◆ Written task ◆
Find each line with the string "continuous" and copy it.

-- Begin Entries supplied --

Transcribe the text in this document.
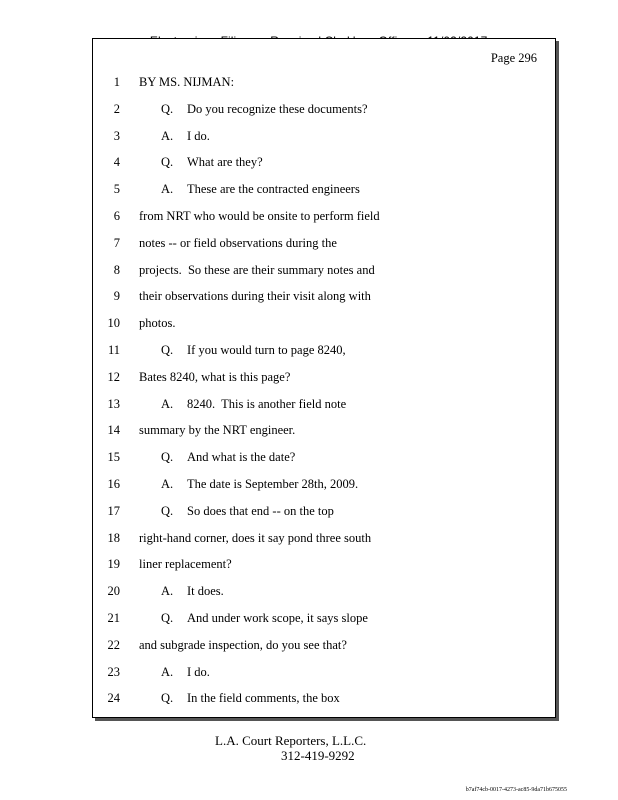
Page 296
1 BY MS. NIJMAN:
2	Q. Do you recognize these documents?
3	A. I do.
4	Q. What are they?
5	A. These are the contracted engineers
6 from NRT who would be onsite to perform field
7 notes -- or field observations during the
8 projects.  So these are their summary notes and
9 their observations during their visit along with
10 photos.
11	Q. If you would turn to page 8240,
12 Bates 8240, what is this page?
13	A. 8240.  This is another field note
14 summary by the NRT engineer.
15	Q. And what is the date?
16	A. The date is September 28th, 2009.
17	Q. So does that end -- on the top
18 right-hand corner, does it say pond three south
19 liner replacement?
20	A. It does.
21	Q. And under work scope, it says slope
22 and subgrade inspection, do you see that?
23	A. I do.
24	Q. In the field comments, the box
L.A. Court Reporters, L.L.C.
312-419-9292
b7af74cb-0017-4273-ac85-9da71b675055
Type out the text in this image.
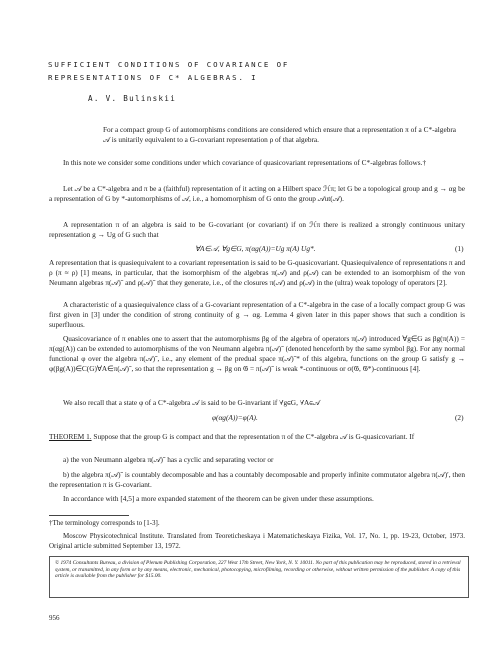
SUFFICIENT CONDITIONS OF COVARIANCE OF
REPRESENTATIONS OF C* ALGEBRAS. I
A. V. Bulinskii
For a compact group G of automorphisms conditions are considered which ensure that a representation π of a C*-algebra 𝒜 is unitarily equivalent to a G-covariant representation ρ of that algebra.
In this note we consider some conditions under which covariance of quasicovariant representations of C*-algebras follows.†
Let 𝒜 be a C*-algebra and π be a (faithful) representation of it acting on a Hilbert space ℋπ; let G be a topological group and g → αg be a representation of G by *-automorphisms of 𝒜, i.e., a homomorphism of G onto the group 𝒜ut(𝒜).
A representation π of an algebra is said to be G-covariant (or covariant) if on ℋπ there is realized a strongly continuous unitary representation g → Ug of G such that
∀A∈𝒜, ∀g∈G, π(αg(A))=Ug π(A) Ug*.	(1)
A representation that is quasiequivalent to a covariant representation is said to be G-quasicovariant. Quasiequivalence of representations π and ρ (π ≈ ρ) [1] means, in particular, that the isomorphism of the algebras π(𝒜) and ρ(𝒜) can be extended to an isomorphism of the von Neumann algebras π(𝒜)⁻ and ρ(𝒜)⁻ that they generate, i.e., of the closures π(𝒜) and ρ(𝒜) in the (ultra) weak topology of operators [2].
A characteristic of a quasiequivalence class of a G-covariant representation of a C*-algebra in the case of a locally compact group G was first given in [3] under the condition of strong continuity of g → αg. Lemma 4 given later in this paper shows that such a condition is superfluous.
Quasicovariance of π enables one to assert that the automorphisms βg of the algebra of operators π(𝒜) introduced ∀g∈G as βg(π(A)) = π(αg(A)) can be extended to automorphisms of the von Neumann algebra π(𝒜)⁻ (denoted henceforth by the same symbol βg). For any normal functional φ over the algebra π(𝒜)⁻, i.e., any element of the predual space π(𝒜)⁻* of this algebra, functions on the group G satisfy g → φ(βg(A))∈C(G)∀A∈π(𝒜)⁻, so that the representation g → βg on 𝔊 = π(𝒜)⁻ is weak *-continuous or σ(𝔊, 𝔊*)-continuous [4].
We also recall that a state φ of a C*-algebra 𝒜 is said to be G-invariant if ∀g∈G, ∀A∈𝒜
φ(αg(A))=φ(A).	(2)
THEOREM 1. Suppose that the group G is compact and that the representation π of the C*-algebra 𝒜 is G-quasicovariant. If
a) the von Neumann algebra π(𝒜)⁻ has a cyclic and separating vector or
b) the algebra π(𝒜)⁻ is countably decomposable and has a countably decomposable and properly infinite commutator algebra π(𝒜)′, then the representation π is G-covariant.
In accordance with [4,5] a more expanded statement of the theorem can be given under these assumptions.
†The terminology corresponds to [1-3].
Moscow Physicotechnical Institute. Translated from Teoreticheskaya i Matematicheskaya Fizika, Vol. 17, No. 1, pp. 19-23, October, 1973. Original article submitted September 13, 1972.
© 1974 Consultants Bureau, a division of Plenum Publishing Corporation, 227 West 17th Street, New York, N. Y. 10011. No part of this publication may be reproduced, stored in a retrieval system, or transmitted, in any form or by any means, electronic, mechanical, photocopying, microfilming, recording or otherwise, without written permission of the publisher. A copy of this article is available from the publisher for $15.00.
956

-- End Entries supplied --

◆ Output of the task ◆
A representation π of an algebra is said to be G-covariant (or covariant) if on ℋπ there is realized a strongly continuous unitary representation g → Ug of G such that
Quasicovariance of π enables one to assert that the automorphisms βg of the algebra of operators π(𝒜) introduced ∀g∈G as βg(π(A)) = π(αg(A)) can be extended to automorphisms of the von Neumann algebra π(𝒜)⁻ (denoted henceforth by the same symbol βg). For any normal functional φ over the algebra π(𝒜)⁻, i.e., any element of the predual space π(𝒜)⁻* of this algebra, functions on the group G satisfy g → φ(βg(A))∈C(G)∀A∈π(𝒜)⁻, so that the representation g → βg on 𝔊 = π(𝒜)⁻ is weak *-continuous or σ(𝔊, 𝔊*)-continuous [4].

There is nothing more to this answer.